### Objective
What is the number of lines containing "Total"? Give only that number.

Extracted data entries
———
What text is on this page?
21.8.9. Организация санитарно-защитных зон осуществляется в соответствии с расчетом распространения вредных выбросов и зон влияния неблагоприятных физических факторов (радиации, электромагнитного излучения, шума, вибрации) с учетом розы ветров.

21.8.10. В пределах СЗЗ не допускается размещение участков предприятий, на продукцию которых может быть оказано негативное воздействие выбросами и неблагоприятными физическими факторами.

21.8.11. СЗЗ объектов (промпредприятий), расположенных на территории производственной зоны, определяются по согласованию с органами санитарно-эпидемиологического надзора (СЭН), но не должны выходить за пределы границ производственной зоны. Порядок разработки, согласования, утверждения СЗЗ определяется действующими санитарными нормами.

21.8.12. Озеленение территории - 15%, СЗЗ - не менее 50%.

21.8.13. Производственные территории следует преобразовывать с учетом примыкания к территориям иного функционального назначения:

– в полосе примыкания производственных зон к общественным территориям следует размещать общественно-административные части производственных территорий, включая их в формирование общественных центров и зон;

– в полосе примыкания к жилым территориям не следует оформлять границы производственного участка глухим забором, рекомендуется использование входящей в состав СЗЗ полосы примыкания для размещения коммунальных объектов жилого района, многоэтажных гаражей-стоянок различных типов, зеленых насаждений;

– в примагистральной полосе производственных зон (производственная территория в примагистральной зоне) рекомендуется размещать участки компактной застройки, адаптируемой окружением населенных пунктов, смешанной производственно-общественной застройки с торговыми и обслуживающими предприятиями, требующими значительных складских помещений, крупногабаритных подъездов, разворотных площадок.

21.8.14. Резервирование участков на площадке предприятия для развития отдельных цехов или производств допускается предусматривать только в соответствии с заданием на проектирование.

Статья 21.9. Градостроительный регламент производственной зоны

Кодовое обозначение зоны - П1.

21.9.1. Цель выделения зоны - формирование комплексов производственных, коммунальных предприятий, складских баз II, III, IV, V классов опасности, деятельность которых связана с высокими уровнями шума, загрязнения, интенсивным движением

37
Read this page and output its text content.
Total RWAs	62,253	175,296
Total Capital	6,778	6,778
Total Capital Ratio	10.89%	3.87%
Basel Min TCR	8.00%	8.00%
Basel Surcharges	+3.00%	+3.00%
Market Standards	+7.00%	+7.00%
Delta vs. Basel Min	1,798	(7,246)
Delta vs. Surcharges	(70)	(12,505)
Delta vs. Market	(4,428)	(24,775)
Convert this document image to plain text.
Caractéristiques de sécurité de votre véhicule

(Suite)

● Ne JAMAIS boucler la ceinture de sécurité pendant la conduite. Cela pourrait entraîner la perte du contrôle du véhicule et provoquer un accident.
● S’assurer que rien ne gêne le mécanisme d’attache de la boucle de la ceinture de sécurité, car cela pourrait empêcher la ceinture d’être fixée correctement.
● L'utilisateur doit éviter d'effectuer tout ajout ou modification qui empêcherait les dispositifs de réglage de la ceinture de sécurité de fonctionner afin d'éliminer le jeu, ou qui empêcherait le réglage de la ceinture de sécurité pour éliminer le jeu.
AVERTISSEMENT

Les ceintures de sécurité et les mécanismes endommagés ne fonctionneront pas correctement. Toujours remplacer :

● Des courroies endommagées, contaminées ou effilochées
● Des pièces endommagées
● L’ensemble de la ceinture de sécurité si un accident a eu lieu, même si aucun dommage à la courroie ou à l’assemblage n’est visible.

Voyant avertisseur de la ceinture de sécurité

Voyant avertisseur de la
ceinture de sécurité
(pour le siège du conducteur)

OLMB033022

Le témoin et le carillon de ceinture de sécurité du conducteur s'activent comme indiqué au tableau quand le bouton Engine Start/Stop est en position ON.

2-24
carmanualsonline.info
———
### Task response
3